§ What you are asked to do
Reproduce every record below exactly as written, leaving out any pictures.

+ + + + + + +

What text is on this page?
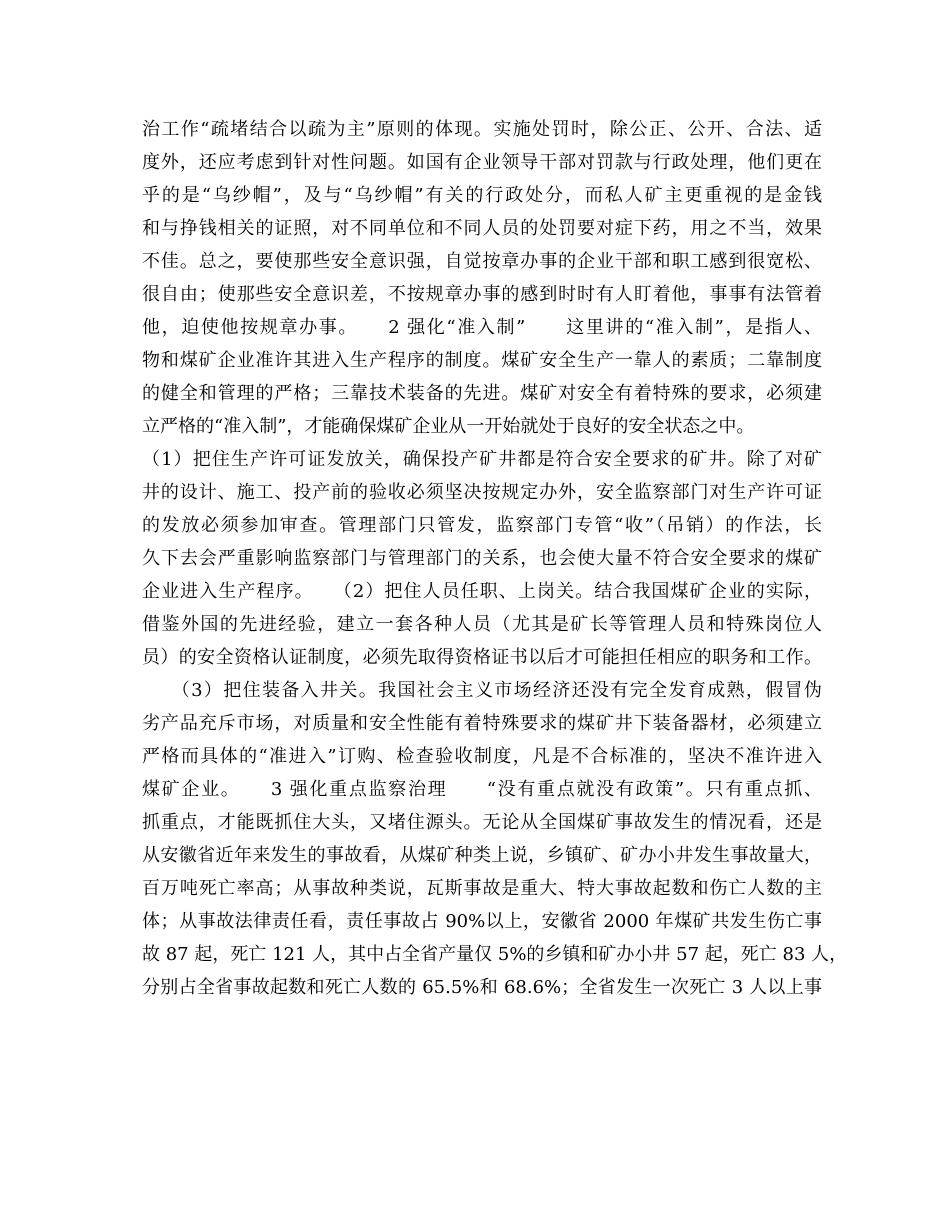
治工作“疏堵结合以疏为主”原则的体现。实施处罚时，除公正、公开、合法、适
度外，还应考虑到针对性问题。如国有企业领导干部对罚款与行政处理，他们更在
乎的是“乌纱帽”，及与“乌纱帽”有关的行政处分，而私人矿主更重视的是金钱
和与挣钱相关的证照，对不同单位和不同人员的处罚要对症下药，用之不当，效果
不佳。总之，要使那些安全意识强，自觉按章办事的企业干部和职工感到很宽松、
很自由；使那些安全意识差，不按规章办事的感到时时有人盯着他，事事有法管着
他，迫使他按规章办事。　　2 强化“准入制”　　这里讲的“准入制”，是指人、
物和煤矿企业准许其进入生产程序的制度。煤矿安全生产一靠人的素质；二靠制度
的健全和管理的严格；三靠技术装备的先进。煤矿对安全有着特殊的要求，必须建
立严格的“准入制”，才能确保煤矿企业从一开始就处于良好的安全状态之中。
（1）把住生产许可证发放关，确保投产矿井都是符合安全要求的矿井。除了对矿
井的设计、施工、投产前的验收必须坚决按规定办外，安全监察部门对生产许可证
的发放必须参加审查。管理部门只管发，监察部门专管“收”（吊销）的作法，长
久下去会严重影响监察部门与管理部门的关系，也会使大量不符合安全要求的煤矿
企业进入生产程序。　　（2）把住人员任职、上岗关。结合我国煤矿企业的实际，
借鉴外国的先进经验，建立一套各种人员（尤其是矿长等管理人员和特殊岗位人
员）的安全资格认证制度，必须先取得资格证书以后才可能担任相应的职务和工作。
　　（3）把住装备入井关。我国社会主义市场经济还没有完全发育成熟，假冒伪
劣产品充斥市场，对质量和安全性能有着特殊要求的煤矿井下装备器材，必须建立
严格而具体的“准进入”订购、检查验收制度，凡是不合标准的，坚决不准许进入
煤矿企业。　　3 强化重点监察治理　　“没有重点就没有政策”。只有重点抓、
抓重点，才能既抓住大头，又堵住源头。无论从全国煤矿事故发生的情况看，还是
从安徽省近年来发生的事故看，从煤矿种类上说，乡镇矿、矿办小井发生事故量大，
百万吨死亡率高；从事故种类说，瓦斯事故是重大、特大事故起数和伤亡人数的主
体；从事故法律责任看，责任事故占 90%以上，安徽省 2000 年煤矿共发生伤亡事
故 87 起，死亡 121 人，其中占全省产量仅 5%的乡镇和矿办小井 57 起，死亡 83 人，
分别占全省事故起数和死亡人数的 65.5%和 68.6%；全省发生一次死亡 3 人以上事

+ + + + + + +

§ Answer to the problem
What text is on this page?
治工作“疏堵结合以疏为主”原则的体现。实施处罚时，除公正、公开、合法、适
度外，还应考虑到针对性问题。如国有企业领导干部对罚款与行政处理，他们更在
乎的是“乌纱帽”，及与“乌纱帽”有关的行政处分，而私人矿主更重视的是金钱
和与挣钱相关的证照，对不同单位和不同人员的处罚要对症下药，用之不当，效果
不佳。总之，要使那些安全意识强，自觉按章办事的企业干部和职工感到很宽松、
很自由；使那些安全意识差，不按规章办事的感到时时有人盯着他，事事有法管着
他，迫使他按规章办事。　　2 强化“准入制”　　这里讲的“准入制”，是指人、
物和煤矿企业准许其进入生产程序的制度。煤矿安全生产一靠人的素质；二靠制度
的健全和管理的严格；三靠技术装备的先进。煤矿对安全有着特殊的要求，必须建
立严格的“准入制”，才能确保煤矿企业从一开始就处于良好的安全状态之中。
（1）把住生产许可证发放关，确保投产矿井都是符合安全要求的矿井。除了对矿
井的设计、施工、投产前的验收必须坚决按规定办外，安全监察部门对生产许可证
的发放必须参加审查。管理部门只管发，监察部门专管“收”（吊销）的作法，长
久下去会严重影响监察部门与管理部门的关系，也会使大量不符合安全要求的煤矿
企业进入生产程序。　　（2）把住人员任职、上岗关。结合我国煤矿企业的实际，
借鉴外国的先进经验，建立一套各种人员（尤其是矿长等管理人员和特殊岗位人
员）的安全资格认证制度，必须先取得资格证书以后才可能担任相应的职务和工作。
　　（3）把住装备入井关。我国社会主义市场经济还没有完全发育成熟，假冒伪
劣产品充斥市场，对质量和安全性能有着特殊要求的煤矿井下装备器材，必须建立
严格而具体的“准进入”订购、检查验收制度，凡是不合标准的，坚决不准许进入
煤矿企业。　　3 强化重点监察治理　　“没有重点就没有政策”。只有重点抓、
抓重点，才能既抓住大头，又堵住源头。无论从全国煤矿事故发生的情况看，还是
从安徽省近年来发生的事故看，从煤矿种类上说，乡镇矿、矿办小井发生事故量大，
百万吨死亡率高；从事故种类说，瓦斯事故是重大、特大事故起数和伤亡人数的主
体；从事故法律责任看，责任事故占 90%以上，安徽省 2000 年煤矿共发生伤亡事
故 87 起，死亡 121 人，其中占全省产量仅 5%的乡镇和矿办小井 57 起，死亡 83 人，
分别占全省事故起数和死亡人数的 65.5%和 68.6%；全省发生一次死亡 3 人以上事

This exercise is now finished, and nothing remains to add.